**TASK DESCRIPTION**
Leave out the pictures and repeat every record exactly.

**DATA**
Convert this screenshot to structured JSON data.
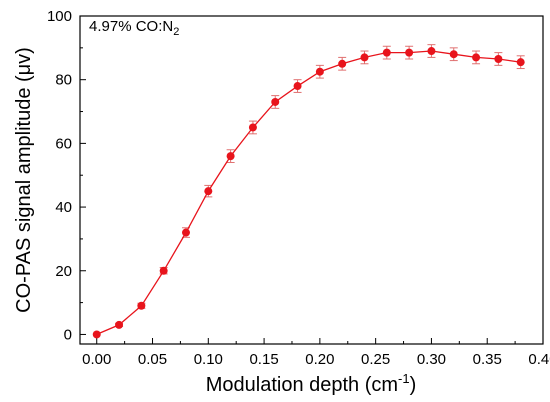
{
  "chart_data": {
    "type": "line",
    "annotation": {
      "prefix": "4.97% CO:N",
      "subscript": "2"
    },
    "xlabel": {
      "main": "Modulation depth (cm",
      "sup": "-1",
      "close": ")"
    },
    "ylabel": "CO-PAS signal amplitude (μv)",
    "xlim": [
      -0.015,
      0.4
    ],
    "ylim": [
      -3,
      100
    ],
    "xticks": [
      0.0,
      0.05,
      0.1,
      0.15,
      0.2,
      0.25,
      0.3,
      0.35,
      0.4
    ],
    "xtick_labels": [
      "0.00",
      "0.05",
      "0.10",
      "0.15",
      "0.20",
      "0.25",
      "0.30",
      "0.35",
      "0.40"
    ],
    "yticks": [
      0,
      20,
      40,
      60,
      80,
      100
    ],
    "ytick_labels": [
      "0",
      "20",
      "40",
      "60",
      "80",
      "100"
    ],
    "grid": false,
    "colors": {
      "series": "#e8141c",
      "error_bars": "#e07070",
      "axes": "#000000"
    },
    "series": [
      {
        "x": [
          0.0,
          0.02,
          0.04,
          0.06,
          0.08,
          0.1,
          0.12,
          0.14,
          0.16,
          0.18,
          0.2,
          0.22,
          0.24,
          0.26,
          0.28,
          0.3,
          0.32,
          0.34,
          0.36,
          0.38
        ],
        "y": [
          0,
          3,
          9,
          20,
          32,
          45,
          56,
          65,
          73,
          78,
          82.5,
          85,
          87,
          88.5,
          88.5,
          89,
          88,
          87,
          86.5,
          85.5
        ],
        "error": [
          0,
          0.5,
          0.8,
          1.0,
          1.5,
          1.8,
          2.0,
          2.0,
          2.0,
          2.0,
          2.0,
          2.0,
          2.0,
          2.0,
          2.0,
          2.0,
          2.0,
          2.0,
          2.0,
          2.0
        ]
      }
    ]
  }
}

**SOLUTION TO THIS EXERCISE**
Convert this screenshot to structured JSON data.
{
  "chart_data": {
    "type": "line",
    "annotation": {
      "prefix": "4.97% CO:N",
      "subscript": "2"
    },
    "xlabel": {
      "main": "Modulation depth (cm",
      "sup": "-1",
      "close": ")"
    },
    "ylabel": "CO-PAS signal amplitude (μv)",
    "xlim": [
      -0.015,
      0.4
    ],
    "ylim": [
      -3,
      100
    ],
    "xticks": [
      0.0,
      0.05,
      0.1,
      0.15,
      0.2,
      0.25,
      0.3,
      0.35,
      0.4
    ],
    "xtick_labels": [
      "0.00",
      "0.05",
      "0.10",
      "0.15",
      "0.20",
      "0.25",
      "0.30",
      "0.35",
      "0.40"
    ],
    "yticks": [
      0,
      20,
      40,
      60,
      80,
      100
    ],
    "ytick_labels": [
      "0",
      "20",
      "40",
      "60",
      "80",
      "100"
    ],
    "grid": false,
    "colors": {
      "series": "#e8141c",
      "error_bars": "#e07070",
      "axes": "#000000"
    },
    "series": [
      {
        "x": [
          0.0,
          0.02,
          0.04,
          0.06,
          0.08,
          0.1,
          0.12,
          0.14,
          0.16,
          0.18,
          0.2,
          0.22,
          0.24,
          0.26,
          0.28,
          0.3,
          0.32,
          0.34,
          0.36,
          0.38
        ],
        "y": [
          0,
          3,
          9,
          20,
          32,
          45,
          56,
          65,
          73,
          78,
          82.5,
          85,
          87,
          88.5,
          88.5,
          89,
          88,
          87,
          86.5,
          85.5
        ],
        "error": [
          0,
          0.5,
          0.8,
          1.0,
          1.5,
          1.8,
          2.0,
          2.0,
          2.0,
          2.0,
          2.0,
          2.0,
          2.0,
          2.0,
          2.0,
          2.0,
          2.0,
          2.0,
          2.0,
          2.0
        ]
      }
    ]
  }
}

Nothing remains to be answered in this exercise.